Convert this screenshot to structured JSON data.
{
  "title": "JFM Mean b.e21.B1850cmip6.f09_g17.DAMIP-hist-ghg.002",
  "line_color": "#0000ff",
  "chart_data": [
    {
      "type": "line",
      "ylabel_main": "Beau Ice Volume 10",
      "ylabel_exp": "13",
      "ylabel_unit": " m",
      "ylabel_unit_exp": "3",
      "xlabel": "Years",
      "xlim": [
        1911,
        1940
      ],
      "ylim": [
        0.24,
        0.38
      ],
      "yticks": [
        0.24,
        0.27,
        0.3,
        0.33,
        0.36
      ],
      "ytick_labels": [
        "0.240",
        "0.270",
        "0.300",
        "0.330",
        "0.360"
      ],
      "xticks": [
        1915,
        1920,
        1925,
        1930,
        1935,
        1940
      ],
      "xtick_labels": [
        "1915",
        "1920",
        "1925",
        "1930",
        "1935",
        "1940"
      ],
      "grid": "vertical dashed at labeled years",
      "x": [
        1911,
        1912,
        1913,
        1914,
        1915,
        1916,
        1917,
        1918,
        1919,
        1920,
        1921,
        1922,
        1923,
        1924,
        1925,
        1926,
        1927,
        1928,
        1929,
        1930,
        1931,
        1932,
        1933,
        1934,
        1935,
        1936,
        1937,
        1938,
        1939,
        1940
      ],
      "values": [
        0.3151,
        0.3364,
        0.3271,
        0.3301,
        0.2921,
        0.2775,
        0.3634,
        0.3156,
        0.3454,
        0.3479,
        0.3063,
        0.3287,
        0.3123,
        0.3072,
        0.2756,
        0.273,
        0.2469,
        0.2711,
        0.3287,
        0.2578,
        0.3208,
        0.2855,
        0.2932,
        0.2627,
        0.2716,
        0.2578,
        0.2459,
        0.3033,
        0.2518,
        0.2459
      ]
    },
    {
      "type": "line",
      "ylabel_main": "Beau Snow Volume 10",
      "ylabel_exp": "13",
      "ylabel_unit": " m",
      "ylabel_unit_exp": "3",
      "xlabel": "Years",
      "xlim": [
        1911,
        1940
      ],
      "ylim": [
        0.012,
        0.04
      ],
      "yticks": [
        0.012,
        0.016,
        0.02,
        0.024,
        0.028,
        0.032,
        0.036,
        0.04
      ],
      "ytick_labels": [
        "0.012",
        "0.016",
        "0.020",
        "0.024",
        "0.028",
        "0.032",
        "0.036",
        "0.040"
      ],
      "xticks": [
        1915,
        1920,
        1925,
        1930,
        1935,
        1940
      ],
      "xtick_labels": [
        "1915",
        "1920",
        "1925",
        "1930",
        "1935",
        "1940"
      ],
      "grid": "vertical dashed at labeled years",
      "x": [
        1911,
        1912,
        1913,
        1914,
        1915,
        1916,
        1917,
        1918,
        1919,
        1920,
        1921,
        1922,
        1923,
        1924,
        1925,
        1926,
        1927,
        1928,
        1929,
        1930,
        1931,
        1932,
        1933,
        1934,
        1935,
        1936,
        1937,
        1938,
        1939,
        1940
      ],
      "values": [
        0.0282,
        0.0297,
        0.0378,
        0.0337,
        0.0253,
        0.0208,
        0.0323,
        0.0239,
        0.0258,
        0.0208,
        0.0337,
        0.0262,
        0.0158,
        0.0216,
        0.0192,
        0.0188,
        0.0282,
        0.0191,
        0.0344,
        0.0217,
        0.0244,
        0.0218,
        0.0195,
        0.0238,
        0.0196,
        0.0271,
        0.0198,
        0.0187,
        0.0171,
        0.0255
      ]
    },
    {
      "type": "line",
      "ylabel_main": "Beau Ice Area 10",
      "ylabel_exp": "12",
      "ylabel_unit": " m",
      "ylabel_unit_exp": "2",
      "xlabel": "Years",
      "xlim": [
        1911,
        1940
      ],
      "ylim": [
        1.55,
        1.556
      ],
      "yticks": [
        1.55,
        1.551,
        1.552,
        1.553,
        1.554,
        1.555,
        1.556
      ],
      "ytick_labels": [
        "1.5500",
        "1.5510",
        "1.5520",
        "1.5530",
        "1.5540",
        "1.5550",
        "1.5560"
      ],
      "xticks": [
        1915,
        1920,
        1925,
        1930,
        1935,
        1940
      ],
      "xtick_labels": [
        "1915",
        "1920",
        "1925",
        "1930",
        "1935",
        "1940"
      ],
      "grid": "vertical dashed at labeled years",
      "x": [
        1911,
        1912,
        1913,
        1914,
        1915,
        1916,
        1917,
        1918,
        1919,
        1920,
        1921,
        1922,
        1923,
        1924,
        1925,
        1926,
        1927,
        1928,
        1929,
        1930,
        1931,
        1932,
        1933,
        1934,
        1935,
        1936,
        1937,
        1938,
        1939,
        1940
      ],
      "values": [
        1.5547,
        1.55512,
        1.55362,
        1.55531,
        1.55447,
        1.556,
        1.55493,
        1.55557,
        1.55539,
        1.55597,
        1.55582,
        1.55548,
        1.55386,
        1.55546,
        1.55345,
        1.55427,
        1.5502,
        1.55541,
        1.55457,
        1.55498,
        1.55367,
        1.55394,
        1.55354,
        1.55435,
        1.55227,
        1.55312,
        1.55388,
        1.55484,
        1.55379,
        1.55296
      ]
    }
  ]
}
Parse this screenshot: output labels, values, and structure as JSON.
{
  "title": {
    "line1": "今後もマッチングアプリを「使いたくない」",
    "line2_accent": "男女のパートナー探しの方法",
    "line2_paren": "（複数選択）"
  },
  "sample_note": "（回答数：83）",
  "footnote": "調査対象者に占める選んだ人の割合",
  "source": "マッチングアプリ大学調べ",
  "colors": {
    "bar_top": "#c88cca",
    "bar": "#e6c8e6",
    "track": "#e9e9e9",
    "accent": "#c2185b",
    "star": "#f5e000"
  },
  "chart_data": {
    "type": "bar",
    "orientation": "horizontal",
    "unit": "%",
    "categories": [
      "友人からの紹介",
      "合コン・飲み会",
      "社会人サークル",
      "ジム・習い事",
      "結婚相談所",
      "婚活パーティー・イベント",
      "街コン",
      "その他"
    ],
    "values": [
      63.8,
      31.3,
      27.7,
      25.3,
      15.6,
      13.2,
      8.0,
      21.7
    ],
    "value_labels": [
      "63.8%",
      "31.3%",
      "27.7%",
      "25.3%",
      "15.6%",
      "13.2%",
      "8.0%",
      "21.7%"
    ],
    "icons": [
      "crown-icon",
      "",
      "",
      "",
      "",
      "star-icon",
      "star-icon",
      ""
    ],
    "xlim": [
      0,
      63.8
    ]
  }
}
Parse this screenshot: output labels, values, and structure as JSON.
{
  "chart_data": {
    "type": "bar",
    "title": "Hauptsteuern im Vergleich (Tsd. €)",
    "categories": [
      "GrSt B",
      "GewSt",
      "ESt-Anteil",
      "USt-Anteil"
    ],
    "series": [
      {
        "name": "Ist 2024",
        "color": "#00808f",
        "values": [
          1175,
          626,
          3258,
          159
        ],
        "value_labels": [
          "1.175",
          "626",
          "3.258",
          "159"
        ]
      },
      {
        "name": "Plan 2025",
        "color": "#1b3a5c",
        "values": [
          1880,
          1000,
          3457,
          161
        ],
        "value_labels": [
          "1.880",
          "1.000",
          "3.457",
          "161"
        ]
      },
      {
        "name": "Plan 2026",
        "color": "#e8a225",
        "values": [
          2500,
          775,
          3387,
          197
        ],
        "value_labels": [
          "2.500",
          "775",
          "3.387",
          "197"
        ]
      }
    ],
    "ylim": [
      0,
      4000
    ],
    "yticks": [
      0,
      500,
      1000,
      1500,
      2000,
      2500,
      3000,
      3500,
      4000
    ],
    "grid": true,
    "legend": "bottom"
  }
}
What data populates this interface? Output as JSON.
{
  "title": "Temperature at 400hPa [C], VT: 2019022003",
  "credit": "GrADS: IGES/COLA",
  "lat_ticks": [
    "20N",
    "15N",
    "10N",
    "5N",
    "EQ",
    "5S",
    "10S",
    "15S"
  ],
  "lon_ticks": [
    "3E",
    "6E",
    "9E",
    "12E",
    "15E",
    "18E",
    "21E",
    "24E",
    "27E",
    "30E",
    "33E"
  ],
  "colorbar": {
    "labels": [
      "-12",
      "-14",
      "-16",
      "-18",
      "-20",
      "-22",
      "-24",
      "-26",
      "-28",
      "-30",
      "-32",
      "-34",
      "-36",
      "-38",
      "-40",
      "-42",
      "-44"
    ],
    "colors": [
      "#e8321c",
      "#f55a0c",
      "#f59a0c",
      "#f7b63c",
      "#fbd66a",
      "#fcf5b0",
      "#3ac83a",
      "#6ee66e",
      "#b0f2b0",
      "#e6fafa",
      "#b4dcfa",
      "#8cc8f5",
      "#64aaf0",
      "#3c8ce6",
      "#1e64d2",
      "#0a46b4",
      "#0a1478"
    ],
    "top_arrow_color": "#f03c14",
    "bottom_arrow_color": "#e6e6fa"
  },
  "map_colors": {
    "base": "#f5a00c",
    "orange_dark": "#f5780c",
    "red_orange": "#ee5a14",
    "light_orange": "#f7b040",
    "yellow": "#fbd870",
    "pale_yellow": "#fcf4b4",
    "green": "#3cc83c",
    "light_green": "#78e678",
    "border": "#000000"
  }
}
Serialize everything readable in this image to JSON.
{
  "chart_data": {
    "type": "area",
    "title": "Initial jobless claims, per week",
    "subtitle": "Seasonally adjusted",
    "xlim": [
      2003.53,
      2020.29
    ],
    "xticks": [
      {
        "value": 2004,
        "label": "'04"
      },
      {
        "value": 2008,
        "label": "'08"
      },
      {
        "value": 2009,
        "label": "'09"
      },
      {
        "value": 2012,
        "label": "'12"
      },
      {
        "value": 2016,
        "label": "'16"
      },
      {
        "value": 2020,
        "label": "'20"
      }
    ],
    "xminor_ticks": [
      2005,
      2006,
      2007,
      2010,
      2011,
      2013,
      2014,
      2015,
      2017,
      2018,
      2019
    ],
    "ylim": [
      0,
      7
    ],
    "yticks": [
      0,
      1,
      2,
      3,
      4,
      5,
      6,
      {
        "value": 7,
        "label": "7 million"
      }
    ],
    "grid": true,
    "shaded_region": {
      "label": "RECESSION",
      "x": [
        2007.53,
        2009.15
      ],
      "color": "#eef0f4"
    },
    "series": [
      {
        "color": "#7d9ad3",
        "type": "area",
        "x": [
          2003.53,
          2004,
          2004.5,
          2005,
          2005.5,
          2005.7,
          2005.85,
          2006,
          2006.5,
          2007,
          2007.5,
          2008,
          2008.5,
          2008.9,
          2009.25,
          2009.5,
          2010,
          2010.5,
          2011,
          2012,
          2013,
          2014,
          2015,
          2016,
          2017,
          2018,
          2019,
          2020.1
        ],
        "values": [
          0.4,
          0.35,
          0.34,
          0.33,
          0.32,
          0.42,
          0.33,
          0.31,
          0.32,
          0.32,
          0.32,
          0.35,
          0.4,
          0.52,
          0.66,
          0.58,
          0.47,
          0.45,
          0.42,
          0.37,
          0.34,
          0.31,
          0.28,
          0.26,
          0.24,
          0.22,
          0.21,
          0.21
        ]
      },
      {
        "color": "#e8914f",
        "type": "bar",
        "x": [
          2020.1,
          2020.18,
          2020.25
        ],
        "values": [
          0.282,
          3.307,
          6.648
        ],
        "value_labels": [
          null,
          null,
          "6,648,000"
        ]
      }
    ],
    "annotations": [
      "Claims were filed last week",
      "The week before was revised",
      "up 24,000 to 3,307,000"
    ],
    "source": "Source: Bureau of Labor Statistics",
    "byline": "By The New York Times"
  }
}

○ ○ ○ ○ ○

Find every line that holds "week" and copy it.

*Output below:*
    "title": "Initial jobless claims, per week",
      "Claims were filed last week",
      "The week before was revised",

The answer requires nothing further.